Requirement =>
Identify each line in the records below that contains the word "Frequency", and copy it.

Stored data =>
= = = = =

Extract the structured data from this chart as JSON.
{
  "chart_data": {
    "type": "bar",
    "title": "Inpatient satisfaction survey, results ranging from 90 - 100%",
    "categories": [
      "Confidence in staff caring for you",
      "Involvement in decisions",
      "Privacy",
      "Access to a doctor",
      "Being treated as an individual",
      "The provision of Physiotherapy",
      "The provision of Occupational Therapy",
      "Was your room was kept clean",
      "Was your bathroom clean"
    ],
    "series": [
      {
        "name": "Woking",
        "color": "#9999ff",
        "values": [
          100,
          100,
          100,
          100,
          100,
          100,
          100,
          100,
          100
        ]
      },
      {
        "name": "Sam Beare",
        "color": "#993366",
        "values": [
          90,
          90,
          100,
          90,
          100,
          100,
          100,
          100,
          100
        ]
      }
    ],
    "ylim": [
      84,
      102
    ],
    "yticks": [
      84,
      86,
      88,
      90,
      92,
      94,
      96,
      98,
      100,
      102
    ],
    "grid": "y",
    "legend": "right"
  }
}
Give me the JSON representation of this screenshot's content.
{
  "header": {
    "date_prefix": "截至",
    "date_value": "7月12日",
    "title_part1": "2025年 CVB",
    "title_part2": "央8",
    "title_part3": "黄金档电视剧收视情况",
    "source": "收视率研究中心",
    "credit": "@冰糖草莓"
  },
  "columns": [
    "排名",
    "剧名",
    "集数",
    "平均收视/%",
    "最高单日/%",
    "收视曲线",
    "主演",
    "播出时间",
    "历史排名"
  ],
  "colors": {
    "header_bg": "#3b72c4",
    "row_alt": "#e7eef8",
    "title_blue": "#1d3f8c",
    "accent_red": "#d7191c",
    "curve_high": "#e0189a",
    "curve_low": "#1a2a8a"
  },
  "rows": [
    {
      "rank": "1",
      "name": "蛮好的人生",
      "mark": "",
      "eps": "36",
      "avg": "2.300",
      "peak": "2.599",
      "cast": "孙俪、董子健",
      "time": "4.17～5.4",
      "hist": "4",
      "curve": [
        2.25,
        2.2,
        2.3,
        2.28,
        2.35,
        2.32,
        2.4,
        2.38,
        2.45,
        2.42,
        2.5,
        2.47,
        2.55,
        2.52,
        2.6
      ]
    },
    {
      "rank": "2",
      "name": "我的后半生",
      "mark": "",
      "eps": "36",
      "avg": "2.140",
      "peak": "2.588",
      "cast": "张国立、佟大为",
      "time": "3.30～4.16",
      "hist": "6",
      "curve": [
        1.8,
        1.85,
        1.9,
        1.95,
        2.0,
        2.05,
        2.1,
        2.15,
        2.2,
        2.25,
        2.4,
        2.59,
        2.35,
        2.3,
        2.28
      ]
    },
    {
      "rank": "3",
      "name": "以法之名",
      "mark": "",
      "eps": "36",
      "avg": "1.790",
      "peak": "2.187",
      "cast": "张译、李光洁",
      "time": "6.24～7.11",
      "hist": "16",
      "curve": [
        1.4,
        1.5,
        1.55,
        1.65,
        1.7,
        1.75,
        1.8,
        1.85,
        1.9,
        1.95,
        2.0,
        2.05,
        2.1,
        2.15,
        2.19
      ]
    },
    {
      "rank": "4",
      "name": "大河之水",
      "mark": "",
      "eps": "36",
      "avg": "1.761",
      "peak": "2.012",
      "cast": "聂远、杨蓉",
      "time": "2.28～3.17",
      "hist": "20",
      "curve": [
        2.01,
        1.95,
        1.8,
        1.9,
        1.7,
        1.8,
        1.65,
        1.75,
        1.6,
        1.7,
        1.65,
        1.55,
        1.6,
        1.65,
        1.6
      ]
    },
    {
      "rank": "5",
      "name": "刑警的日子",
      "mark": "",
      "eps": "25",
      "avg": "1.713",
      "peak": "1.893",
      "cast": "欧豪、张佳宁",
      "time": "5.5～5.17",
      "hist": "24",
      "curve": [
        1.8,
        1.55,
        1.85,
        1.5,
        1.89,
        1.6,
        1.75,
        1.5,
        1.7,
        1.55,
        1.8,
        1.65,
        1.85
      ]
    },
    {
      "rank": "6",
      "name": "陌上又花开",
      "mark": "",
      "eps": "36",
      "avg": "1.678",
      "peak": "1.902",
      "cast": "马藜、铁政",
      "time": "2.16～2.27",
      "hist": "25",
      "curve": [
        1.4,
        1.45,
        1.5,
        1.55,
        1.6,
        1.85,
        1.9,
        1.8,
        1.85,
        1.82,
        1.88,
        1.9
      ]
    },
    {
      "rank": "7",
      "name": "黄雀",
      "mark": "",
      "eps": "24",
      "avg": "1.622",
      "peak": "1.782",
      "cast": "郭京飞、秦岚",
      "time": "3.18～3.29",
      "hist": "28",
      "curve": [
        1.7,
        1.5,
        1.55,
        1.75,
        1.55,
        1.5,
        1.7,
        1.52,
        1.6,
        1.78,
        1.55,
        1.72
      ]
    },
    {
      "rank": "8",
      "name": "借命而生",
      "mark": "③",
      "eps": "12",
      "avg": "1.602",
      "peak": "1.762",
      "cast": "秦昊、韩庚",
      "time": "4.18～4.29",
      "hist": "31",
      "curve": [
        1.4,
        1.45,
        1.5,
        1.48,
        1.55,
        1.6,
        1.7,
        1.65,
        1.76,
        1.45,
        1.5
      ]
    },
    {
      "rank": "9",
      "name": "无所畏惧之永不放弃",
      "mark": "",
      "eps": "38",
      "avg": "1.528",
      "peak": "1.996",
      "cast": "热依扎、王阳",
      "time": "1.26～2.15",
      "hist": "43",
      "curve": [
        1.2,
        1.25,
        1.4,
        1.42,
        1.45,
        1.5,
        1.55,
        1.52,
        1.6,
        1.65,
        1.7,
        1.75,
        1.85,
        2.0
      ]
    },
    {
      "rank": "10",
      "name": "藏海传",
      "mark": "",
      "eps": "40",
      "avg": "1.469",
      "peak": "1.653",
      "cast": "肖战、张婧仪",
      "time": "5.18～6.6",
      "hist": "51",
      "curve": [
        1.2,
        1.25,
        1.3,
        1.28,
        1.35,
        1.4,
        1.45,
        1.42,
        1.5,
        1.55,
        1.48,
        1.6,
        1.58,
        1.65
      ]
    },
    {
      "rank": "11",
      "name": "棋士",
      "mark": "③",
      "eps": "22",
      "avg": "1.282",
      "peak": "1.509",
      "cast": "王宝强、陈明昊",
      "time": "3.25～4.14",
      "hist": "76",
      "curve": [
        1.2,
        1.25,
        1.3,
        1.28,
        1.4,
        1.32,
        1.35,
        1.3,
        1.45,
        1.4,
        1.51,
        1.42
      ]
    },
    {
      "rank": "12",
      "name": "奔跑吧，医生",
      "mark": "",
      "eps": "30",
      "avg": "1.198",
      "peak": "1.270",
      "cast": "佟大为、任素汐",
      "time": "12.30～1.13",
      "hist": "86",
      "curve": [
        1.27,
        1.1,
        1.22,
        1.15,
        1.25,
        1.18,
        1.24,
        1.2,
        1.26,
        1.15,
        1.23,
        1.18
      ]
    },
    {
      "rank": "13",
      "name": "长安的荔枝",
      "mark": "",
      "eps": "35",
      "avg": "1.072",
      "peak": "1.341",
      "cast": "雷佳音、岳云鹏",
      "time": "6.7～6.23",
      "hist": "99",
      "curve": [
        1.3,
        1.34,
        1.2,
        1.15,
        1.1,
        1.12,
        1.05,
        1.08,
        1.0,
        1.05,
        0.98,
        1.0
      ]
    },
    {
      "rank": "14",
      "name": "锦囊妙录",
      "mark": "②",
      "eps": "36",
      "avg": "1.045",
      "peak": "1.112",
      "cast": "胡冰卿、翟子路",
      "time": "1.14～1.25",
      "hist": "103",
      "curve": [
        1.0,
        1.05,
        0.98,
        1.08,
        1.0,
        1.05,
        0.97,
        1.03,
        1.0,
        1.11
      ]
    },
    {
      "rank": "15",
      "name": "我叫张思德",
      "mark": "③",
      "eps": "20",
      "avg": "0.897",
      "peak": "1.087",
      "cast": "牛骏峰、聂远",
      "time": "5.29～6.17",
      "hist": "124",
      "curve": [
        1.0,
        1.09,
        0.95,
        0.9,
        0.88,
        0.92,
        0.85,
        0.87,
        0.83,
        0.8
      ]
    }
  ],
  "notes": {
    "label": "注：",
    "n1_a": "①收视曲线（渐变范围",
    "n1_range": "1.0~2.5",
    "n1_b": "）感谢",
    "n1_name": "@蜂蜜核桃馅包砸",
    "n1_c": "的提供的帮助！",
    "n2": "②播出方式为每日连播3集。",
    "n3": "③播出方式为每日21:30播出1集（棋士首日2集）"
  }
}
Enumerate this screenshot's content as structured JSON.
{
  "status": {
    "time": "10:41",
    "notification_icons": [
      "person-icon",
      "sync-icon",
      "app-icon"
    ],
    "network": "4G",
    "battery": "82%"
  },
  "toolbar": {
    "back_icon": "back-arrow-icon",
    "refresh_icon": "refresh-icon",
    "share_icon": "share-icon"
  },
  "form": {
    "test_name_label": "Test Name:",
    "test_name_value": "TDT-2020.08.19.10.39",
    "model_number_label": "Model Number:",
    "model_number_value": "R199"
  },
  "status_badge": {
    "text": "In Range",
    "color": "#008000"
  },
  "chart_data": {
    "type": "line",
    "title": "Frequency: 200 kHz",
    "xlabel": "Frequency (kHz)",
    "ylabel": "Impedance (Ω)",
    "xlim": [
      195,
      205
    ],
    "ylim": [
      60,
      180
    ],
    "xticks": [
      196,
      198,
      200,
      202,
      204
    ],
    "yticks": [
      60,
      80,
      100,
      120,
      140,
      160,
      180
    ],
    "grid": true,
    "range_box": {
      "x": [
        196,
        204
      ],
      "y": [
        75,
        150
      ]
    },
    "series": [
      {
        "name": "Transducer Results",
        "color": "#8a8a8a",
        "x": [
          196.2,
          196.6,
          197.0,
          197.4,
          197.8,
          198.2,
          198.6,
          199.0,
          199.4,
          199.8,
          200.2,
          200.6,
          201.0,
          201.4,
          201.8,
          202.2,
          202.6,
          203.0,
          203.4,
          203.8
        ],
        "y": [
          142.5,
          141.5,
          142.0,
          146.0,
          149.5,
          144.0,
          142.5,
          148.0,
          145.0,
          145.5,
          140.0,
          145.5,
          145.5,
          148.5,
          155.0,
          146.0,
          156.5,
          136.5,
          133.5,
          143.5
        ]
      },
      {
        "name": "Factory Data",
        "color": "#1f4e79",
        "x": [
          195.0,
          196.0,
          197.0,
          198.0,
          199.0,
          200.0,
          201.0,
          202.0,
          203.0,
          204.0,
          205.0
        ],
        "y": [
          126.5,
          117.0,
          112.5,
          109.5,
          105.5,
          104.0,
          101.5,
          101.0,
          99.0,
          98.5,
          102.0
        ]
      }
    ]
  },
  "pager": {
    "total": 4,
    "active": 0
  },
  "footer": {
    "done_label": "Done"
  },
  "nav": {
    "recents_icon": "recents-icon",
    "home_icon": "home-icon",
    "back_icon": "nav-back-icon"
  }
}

= = = = =

Solution for this task =>
    "title": "Frequency: 200 kHz",
    "xlabel": "Frequency (kHz)",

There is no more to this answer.